__Request__.
Identify all lines in the listing that include the word "JSON", and copy them out.

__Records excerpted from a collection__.
--- --- ---

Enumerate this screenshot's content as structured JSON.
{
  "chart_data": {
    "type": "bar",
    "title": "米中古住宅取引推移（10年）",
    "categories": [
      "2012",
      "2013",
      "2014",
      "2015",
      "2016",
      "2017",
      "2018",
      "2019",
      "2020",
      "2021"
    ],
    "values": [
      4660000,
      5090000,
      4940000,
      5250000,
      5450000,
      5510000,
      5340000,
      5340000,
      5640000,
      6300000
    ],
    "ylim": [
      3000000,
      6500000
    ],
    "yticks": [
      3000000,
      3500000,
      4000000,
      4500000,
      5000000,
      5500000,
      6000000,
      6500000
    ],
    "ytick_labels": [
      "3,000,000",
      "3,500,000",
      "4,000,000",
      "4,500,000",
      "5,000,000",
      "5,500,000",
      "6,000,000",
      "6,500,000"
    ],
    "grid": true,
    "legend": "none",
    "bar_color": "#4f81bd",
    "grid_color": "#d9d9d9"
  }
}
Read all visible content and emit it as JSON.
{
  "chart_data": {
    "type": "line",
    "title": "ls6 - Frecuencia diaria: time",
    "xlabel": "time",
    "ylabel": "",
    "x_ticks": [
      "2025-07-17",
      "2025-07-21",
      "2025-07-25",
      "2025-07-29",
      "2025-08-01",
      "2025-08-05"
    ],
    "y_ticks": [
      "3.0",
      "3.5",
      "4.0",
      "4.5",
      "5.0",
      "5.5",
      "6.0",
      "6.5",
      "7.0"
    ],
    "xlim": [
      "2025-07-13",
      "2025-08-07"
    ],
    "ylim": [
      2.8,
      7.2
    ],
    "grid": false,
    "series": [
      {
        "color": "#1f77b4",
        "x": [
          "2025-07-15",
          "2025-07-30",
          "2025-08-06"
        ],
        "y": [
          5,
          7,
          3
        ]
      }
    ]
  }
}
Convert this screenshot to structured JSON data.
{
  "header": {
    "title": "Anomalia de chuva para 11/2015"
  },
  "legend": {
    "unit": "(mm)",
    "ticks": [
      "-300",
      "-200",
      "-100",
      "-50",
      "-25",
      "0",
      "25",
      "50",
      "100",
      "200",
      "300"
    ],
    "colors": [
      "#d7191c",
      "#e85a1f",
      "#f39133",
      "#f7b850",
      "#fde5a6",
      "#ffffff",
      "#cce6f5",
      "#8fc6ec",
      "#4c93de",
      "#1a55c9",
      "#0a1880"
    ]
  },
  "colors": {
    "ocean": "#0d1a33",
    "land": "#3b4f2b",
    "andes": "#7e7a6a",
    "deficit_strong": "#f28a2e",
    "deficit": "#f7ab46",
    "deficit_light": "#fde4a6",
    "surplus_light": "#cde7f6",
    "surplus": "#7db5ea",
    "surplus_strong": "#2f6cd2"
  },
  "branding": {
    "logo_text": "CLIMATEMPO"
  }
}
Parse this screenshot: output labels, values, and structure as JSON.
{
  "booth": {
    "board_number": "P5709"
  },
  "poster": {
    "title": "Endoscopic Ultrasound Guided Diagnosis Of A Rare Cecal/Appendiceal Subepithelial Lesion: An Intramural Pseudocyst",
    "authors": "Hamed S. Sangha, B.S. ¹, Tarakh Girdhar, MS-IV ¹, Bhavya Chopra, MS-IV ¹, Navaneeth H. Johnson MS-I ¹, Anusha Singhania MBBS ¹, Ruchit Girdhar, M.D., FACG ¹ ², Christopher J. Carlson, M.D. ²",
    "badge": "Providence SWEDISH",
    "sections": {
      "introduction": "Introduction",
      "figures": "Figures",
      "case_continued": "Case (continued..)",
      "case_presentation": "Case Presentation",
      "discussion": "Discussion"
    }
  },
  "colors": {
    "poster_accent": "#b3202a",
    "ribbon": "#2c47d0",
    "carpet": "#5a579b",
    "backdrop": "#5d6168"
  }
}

--- --- ---

__Solution__.
Enumerate this screenshot's content as structured JSON.
Read all visible content and emit it as JSON.
Convert this screenshot to structured JSON data.
Parse this screenshot: output labels, values, and structure as JSON.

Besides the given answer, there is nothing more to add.